[Begin Entries supplied]

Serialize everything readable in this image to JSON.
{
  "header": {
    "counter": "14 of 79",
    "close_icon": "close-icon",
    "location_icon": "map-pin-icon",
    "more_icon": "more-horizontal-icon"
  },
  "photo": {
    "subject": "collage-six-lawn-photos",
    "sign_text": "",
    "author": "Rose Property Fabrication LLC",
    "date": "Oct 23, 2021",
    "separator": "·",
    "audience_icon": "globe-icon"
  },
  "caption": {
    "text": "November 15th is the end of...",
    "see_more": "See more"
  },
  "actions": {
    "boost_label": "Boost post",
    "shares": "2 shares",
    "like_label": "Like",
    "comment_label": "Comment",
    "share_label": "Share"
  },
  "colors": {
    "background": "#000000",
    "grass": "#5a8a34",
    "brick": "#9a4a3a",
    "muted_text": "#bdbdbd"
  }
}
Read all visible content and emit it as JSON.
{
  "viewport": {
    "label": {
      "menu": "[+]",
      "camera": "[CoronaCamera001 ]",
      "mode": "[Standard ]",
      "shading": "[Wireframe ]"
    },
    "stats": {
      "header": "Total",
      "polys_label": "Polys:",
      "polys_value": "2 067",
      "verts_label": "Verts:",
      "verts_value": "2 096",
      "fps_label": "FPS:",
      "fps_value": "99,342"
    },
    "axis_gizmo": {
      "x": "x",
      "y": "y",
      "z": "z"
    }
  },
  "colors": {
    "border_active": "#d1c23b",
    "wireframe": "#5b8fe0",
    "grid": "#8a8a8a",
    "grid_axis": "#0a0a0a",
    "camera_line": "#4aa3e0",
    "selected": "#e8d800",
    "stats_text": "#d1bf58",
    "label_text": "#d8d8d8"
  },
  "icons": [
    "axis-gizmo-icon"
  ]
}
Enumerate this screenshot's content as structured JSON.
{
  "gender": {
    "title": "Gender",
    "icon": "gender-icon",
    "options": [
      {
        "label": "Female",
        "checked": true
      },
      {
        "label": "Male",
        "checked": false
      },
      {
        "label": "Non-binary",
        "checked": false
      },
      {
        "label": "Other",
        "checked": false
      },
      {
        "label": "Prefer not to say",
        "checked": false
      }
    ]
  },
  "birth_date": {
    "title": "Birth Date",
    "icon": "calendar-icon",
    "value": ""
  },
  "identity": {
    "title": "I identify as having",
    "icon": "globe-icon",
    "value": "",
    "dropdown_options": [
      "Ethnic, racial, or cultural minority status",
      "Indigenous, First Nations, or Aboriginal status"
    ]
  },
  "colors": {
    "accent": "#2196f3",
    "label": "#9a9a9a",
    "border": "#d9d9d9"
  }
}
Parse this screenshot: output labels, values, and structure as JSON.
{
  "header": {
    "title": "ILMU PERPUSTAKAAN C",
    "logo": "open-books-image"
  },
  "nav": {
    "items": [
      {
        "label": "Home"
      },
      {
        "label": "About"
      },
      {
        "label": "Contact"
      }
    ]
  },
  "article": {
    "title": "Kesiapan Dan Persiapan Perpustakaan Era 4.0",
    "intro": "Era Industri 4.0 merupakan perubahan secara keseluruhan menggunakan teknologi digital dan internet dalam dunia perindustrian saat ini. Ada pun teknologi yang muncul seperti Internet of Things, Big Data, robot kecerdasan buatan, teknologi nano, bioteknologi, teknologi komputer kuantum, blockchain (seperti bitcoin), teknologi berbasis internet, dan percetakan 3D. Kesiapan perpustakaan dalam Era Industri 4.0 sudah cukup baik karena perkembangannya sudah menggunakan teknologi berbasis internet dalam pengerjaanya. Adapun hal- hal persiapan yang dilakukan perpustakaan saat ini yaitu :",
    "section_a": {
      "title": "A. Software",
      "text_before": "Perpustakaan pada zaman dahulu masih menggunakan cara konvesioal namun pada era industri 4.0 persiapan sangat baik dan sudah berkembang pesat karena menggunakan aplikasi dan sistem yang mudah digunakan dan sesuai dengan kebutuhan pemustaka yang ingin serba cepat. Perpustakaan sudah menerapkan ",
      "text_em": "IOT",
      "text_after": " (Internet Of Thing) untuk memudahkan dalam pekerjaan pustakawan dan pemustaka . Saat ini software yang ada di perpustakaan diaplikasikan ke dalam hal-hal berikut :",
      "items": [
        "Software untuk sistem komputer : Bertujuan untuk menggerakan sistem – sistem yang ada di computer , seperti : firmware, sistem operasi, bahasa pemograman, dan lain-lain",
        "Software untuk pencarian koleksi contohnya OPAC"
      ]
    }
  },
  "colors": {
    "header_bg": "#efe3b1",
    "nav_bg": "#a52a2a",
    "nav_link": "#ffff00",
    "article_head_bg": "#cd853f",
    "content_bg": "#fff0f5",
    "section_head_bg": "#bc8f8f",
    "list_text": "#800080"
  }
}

[End Entries supplied]

Problem to work on -
Report every line containing the word "untuk" from the listing above.

Task output -
      "text_after": " (Internet Of Thing) untuk memudahkan dalam pekerjaan pustakawan dan pemustaka . Saat ini software yang ada di perpustakaan diaplikasikan ke dalam hal-hal berikut :",
        "Software untuk sistem komputer : Bertujuan untuk menggerakan sistem – sistem yang ada di computer , seperti : firmware, sistem operasi, bahasa pemograman, dan lain-lain",
        "Software untuk pencarian koleksi contohnya OPAC"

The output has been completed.